--- BEGIN Records to process ---

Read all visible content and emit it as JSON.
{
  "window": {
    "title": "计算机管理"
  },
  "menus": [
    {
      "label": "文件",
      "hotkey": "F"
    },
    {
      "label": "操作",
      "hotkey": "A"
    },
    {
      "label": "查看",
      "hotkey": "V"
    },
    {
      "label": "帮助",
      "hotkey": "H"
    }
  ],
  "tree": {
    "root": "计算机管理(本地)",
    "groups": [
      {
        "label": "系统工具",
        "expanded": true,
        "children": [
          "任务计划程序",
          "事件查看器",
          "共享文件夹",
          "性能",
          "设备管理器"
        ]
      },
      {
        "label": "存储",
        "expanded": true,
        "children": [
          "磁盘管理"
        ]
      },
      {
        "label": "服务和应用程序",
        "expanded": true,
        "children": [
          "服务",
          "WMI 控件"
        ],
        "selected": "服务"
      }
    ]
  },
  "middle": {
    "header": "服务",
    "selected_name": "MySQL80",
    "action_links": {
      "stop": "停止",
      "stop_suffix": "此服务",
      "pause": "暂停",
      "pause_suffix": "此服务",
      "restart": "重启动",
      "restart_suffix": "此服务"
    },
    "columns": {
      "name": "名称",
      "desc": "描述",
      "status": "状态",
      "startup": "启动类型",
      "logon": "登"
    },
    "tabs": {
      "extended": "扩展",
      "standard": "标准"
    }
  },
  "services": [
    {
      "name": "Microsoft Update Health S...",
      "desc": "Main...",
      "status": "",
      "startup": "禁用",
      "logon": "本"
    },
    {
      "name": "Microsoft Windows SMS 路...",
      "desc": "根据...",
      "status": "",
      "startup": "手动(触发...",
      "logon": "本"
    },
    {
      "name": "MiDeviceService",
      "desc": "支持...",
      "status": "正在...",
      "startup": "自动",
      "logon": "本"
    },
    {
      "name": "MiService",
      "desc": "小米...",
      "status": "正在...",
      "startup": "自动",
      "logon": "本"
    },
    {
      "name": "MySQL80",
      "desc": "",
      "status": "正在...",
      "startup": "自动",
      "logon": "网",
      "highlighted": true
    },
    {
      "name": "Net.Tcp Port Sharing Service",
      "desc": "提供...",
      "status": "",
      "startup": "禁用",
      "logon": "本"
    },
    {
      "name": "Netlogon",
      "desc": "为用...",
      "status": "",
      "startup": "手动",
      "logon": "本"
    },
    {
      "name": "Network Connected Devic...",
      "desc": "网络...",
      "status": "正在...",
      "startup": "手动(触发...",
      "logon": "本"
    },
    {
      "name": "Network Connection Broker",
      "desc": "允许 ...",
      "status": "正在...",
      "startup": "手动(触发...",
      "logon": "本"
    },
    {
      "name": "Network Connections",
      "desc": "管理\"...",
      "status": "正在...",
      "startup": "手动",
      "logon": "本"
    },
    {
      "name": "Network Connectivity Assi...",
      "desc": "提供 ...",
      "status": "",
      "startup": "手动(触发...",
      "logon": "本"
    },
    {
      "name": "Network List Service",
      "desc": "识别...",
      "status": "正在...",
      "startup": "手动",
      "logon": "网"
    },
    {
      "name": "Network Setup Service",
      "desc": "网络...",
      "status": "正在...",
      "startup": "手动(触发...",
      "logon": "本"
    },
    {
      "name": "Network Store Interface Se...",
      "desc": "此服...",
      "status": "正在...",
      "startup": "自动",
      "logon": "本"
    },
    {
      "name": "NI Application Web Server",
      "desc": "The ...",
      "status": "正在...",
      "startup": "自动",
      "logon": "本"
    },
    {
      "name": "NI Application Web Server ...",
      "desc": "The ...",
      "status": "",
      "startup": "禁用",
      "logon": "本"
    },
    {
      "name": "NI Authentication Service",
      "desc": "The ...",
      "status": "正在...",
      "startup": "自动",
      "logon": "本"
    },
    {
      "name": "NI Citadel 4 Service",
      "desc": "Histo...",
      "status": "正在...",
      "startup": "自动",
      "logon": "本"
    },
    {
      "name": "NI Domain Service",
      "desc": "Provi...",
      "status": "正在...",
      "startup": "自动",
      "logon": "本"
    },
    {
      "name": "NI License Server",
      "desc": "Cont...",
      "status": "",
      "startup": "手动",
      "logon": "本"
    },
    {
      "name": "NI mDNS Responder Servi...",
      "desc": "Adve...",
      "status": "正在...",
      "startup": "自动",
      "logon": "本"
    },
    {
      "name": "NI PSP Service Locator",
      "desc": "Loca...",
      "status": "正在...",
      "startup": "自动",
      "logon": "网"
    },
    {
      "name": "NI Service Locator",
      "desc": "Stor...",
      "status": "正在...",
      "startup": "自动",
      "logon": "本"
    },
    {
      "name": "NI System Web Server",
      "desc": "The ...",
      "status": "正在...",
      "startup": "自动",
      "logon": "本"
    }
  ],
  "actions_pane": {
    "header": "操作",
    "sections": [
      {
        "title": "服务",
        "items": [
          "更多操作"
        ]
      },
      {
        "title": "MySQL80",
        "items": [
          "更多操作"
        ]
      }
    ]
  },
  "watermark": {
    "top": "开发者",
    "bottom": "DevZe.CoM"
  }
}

--- END Records to process ---

What you should do: Write the data from above out again, exactly.

Correct output:
Read all visible content and emit it as JSON.
{
  "window": {
    "title": "计算机管理"
  },
  "menus": [
    {
      "label": "文件",
      "hotkey": "F"
    },
    {
      "label": "操作",
      "hotkey": "A"
    },
    {
      "label": "查看",
      "hotkey": "V"
    },
    {
      "label": "帮助",
      "hotkey": "H"
    }
  ],
  "tree": {
    "root": "计算机管理(本地)",
    "groups": [
      {
        "label": "系统工具",
        "expanded": true,
        "children": [
          "任务计划程序",
          "事件查看器",
          "共享文件夹",
          "性能",
          "设备管理器"
        ]
      },
      {
        "label": "存储",
        "expanded": true,
        "children": [
          "磁盘管理"
        ]
      },
      {
        "label": "服务和应用程序",
        "expanded": true,
        "children": [
          "服务",
          "WMI 控件"
        ],
        "selected": "服务"
      }
    ]
  },
  "middle": {
    "header": "服务",
    "selected_name": "MySQL80",
    "action_links": {
      "stop": "停止",
      "stop_suffix": "此服务",
      "pause": "暂停",
      "pause_suffix": "此服务",
      "restart": "重启动",
      "restart_suffix": "此服务"
    },
    "columns": {
      "name": "名称",
      "desc": "描述",
      "status": "状态",
      "startup": "启动类型",
      "logon": "登"
    },
    "tabs": {
      "extended": "扩展",
      "standard": "标准"
    }
  },
  "services": [
    {
      "name": "Microsoft Update Health S...",
      "desc": "Main...",
      "status": "",
      "startup": "禁用",
      "logon": "本"
    },
    {
      "name": "Microsoft Windows SMS 路...",
      "desc": "根据...",
      "status": "",
      "startup": "手动(触发...",
      "logon": "本"
    },
    {
      "name": "MiDeviceService",
      "desc": "支持...",
      "status": "正在...",
      "startup": "自动",
      "logon": "本"
    },
    {
      "name": "MiService",
      "desc": "小米...",
      "status": "正在...",
      "startup": "自动",
      "logon": "本"
    },
    {
      "name": "MySQL80",
      "desc": "",
      "status": "正在...",
      "startup": "自动",
      "logon": "网",
      "highlighted": true
    },
    {
      "name": "Net.Tcp Port Sharing Service",
      "desc": "提供...",
      "status": "",
      "startup": "禁用",
      "logon": "本"
    },
    {
      "name": "Netlogon",
      "desc": "为用...",
      "status": "",
      "startup": "手动",
      "logon": "本"
    },
    {
      "name": "Network Connected Devic...",
      "desc": "网络...",
      "status": "正在...",
      "startup": "手动(触发...",
      "logon": "本"
    },
    {
      "name": "Network Connection Broker",
      "desc": "允许 ...",
      "status": "正在...",
      "startup": "手动(触发...",
      "logon": "本"
    },
    {
      "name": "Network Connections",
      "desc": "管理\"...",
      "status": "正在...",
      "startup": "手动",
      "logon": "本"
    },
    {
      "name": "Network Connectivity Assi...",
      "desc": "提供 ...",
      "status": "",
      "startup": "手动(触发...",
      "logon": "本"
    },
    {
      "name": "Network List Service",
      "desc": "识别...",
      "status": "正在...",
      "startup": "手动",
      "logon": "网"
    },
    {
      "name": "Network Setup Service",
      "desc": "网络...",
      "status": "正在...",
      "startup": "手动(触发...",
      "logon": "本"
    },
    {
      "name": "Network Store Interface Se...",
      "desc": "此服...",
      "status": "正在...",
      "startup": "自动",
      "logon": "本"
    },
    {
      "name": "NI Application Web Server",
      "desc": "The ...",
      "status": "正在...",
      "startup": "自动",
      "logon": "本"
    },
    {
      "name": "NI Application Web Server ...",
      "desc": "The ...",
      "status": "",
      "startup": "禁用",
      "logon": "本"
    },
    {
      "name": "NI Authentication Service",
      "desc": "The ...",
      "status": "正在...",
      "startup": "自动",
      "logon": "本"
    },
    {
      "name": "NI Citadel 4 Service",
      "desc": "Histo...",
      "status": "正在...",
      "startup": "自动",
      "logon": "本"
    },
    {
      "name": "NI Domain Service",
      "desc": "Provi...",
      "status": "正在...",
      "startup": "自动",
      "logon": "本"
    },
    {
      "name": "NI License Server",
      "desc": "Cont...",
      "status": "",
      "startup": "手动",
      "logon": "本"
    },
    {
      "name": "NI mDNS Responder Servi...",
      "desc": "Adve...",
      "status": "正在...",
      "startup": "自动",
      "logon": "本"
    },
    {
      "name": "NI PSP Service Locator",
      "desc": "Loca...",
      "status": "正在...",
      "startup": "自动",
      "logon": "网"
    },
    {
      "name": "NI Service Locator",
      "desc": "Stor...",
      "status": "正在...",
      "startup": "自动",
      "logon": "本"
    },
    {
      "name": "NI System Web Server",
      "desc": "The ...",
      "status": "正在...",
      "startup": "自动",
      "logon": "本"
    }
  ],
  "actions_pane": {
    "header": "操作",
    "sections": [
      {
        "title": "服务",
        "items": [
          "更多操作"
        ]
      },
      {
        "title": "MySQL80",
        "items": [
          "更多操作"
        ]
      }
    ]
  },
  "watermark": {
    "top": "开发者",
    "bottom": "DevZe.CoM"
  }
}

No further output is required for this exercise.